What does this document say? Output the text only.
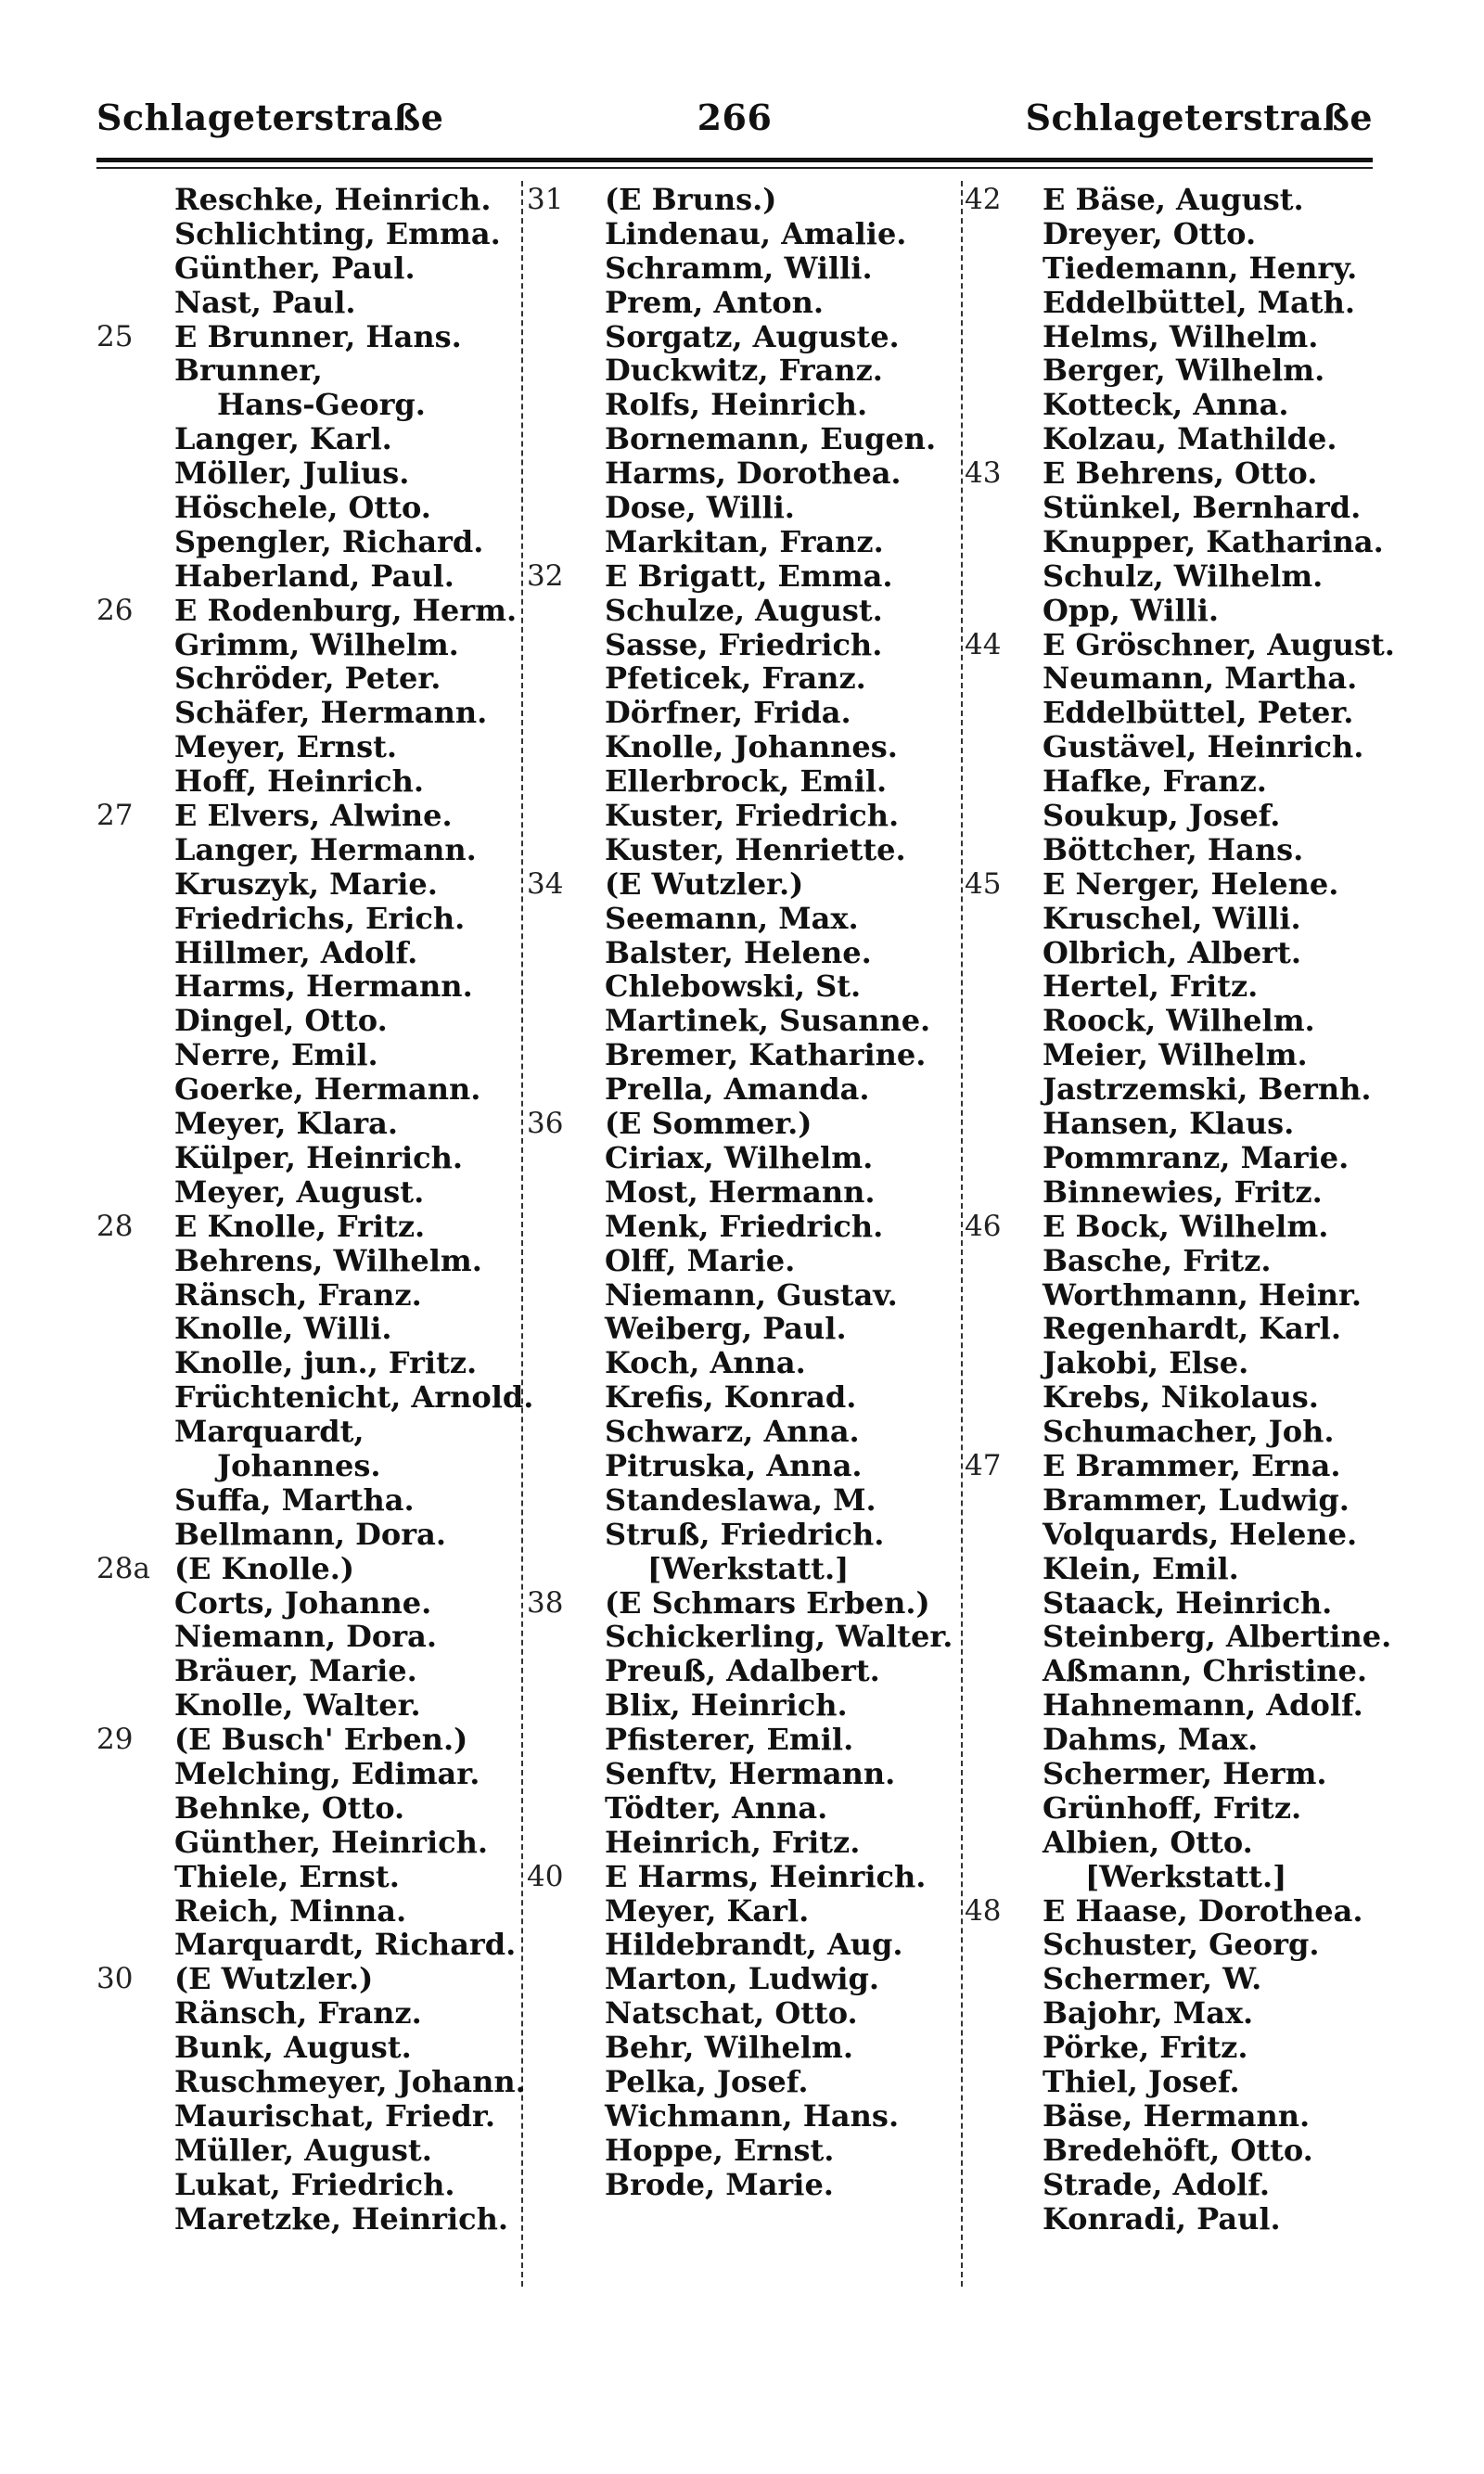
266
Schlageterstraße	Schlageterstraße
Reschke, Heinrich.
Schlichting, Emma.
Günther, Paul.
Nast, Paul.
25	E Brunner, Hans.
Brunner,
Hans-Georg.
Langer, Karl.
Möller, Julius.
Höschele, Otto.
Spengler, Richard.
Haberland, Paul.
26	E Rodenburg, Herm.
Grimm, Wilhelm.
Schröder, Peter.
Schäfer, Hermann.
Meyer, Ernst.
Hoff, Heinrich.
27	E Elvers, Alwine.
Langer, Hermann.
Kruszyk, Marie.
Friedrichs, Erich.
Hillmer, Adolf.
Harms, Hermann.
Dingel, Otto.
Nerre, Emil.
Goerke, Hermann.
Meyer, Klara.
Külper, Heinrich.
Meyer, August.
28	E Knolle, Fritz.
Behrens, Wilhelm.
Ränsch, Franz.
Knolle, Willi.
Knolle, jun., Fritz.
Früchtenicht, Arnold.
Marquardt,
Johannes.
Suffa, Martha.
Bellmann, Dora.
28a (E Knolle.)
Corts, Johanne.
Niemann, Dora.
Bräuer, Marie.
Knolle, Walter.
29	(E Busch' Erben.)
Melching, Edimar.
Behnke, Otto.
Günther, Heinrich.
Thiele, Ernst.
Reich, Minna.
Marquardt, Richard.
30	(E Wutzler.)
Ränsch, Franz.
Bunk, August.
Ruschmeyer, Johann.
Maurischat, Friedr.
Müller, August.
Lukat, Friedrich.
Maretzke, Heinrich.
31	(E Bruns.)
Lindenau, Amalie.
Schramm, Willi.
Prem, Anton.
Sorgatz, Auguste.
Duckwitz, Franz.
Rolfs, Heinrich.
Bornemann, Eugen.
Harms, Dorothea.
Dose, Willi.
Markitan, Franz.
32	E Brigatt, Emma.
Schulze, August.
Sasse, Friedrich.
Pfeticek, Franz.
Dörfner, Frida.
Knolle, Johannes.
Ellerbrock, Emil.
Kuster, Friedrich.
Kuster, Henriette.
34	(E Wutzler.)
Seemann, Max.
Balster, Helene.
Chlebowski, St.
Martinek, Susanne.
Bremer, Katharine.
Prella, Amanda.
36	(E Sommer.)
Ciriax, Wilhelm.
Most, Hermann.
Menk, Friedrich.
Olff, Marie.
Niemann, Gustav.
Weiberg, Paul.
Koch, Anna.
Krefis, Konrad.
Schwarz, Anna.
Pitruska, Anna.
Standeslawa, M.
Struß, Friedrich.
[Werkstatt.]
38	(E Schmars Erben.)
Schickerling, Walter.
Preuß, Adalbert.
Blix, Heinrich.
Pfisterer, Emil.
Senftv, Hermann.
Tödter, Anna.
Heinrich, Fritz.
40	E Harms, Heinrich.
Meyer, Karl.
Hildebrandt, Aug.
Marton, Ludwig.
Natschat, Otto.
Behr, Wilhelm.
Pelka, Josef.
Wichmann, Hans.
Hoppe, Ernst.
Brode, Marie.
42	E Bäse, August.
Dreyer, Otto.
Tiedemann, Henry.
Eddelbüttel, Math.
Helms, Wilhelm.
Berger, Wilhelm.
Kotteck, Anna.
Kolzau, Mathilde.
43	E Behrens, Otto.
Stünkel, Bernhard.
Knupper, Katharina.
Schulz, Wilhelm.
Opp, Willi.
44	E Gröschner, August.
Neumann, Martha.
Eddelbüttel, Peter.
Gustävel, Heinrich.
Hafke, Franz.
Soukup, Josef.
Böttcher, Hans.
45	E Nerger, Helene.
Kruschel, Willi.
Olbrich, Albert.
Hertel, Fritz.
Roock, Wilhelm.
Meier, Wilhelm.
Jastrzemski, Bernh.
Hansen, Klaus.
Pommranz, Marie.
Binnewies, Fritz.
46	E Bock, Wilhelm.
Basche, Fritz.
Worthmann, Heinr.
Regenhardt, Karl.
Jakobi, Else.
Krebs, Nikolaus.
Schumacher, Joh.
47	E Brammer, Erna.
Brammer, Ludwig.
Volquards, Helene.
Klein, Emil.
Staack, Heinrich.
Steinberg, Albertine.
Aßmann, Christine.
Hahnemann, Adolf.
Dahms, Max.
Schermer, Herm.
Grünhoff, Fritz.
Albien, Otto.
[Werkstatt.]
48	E Haase, Dorothea.
Schuster, Georg.
Schermer, W.
Bajohr, Max.
Pörke, Fritz.
Thiel, Josef.
Bäse, Hermann.
Bredehöft, Otto.
Strade, Adolf.
Konradi, Paul.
—————
Exercise requirements: Above are the records. Copy every line in them holding "Otto".

Problem solution:
Höschele, Otto.
Dingel, Otto.
Behnke, Otto.
Natschat, Otto.
Dreyer, Otto.
43	E Behrens, Otto.
Albien, Otto.
Bredehöft, Otto.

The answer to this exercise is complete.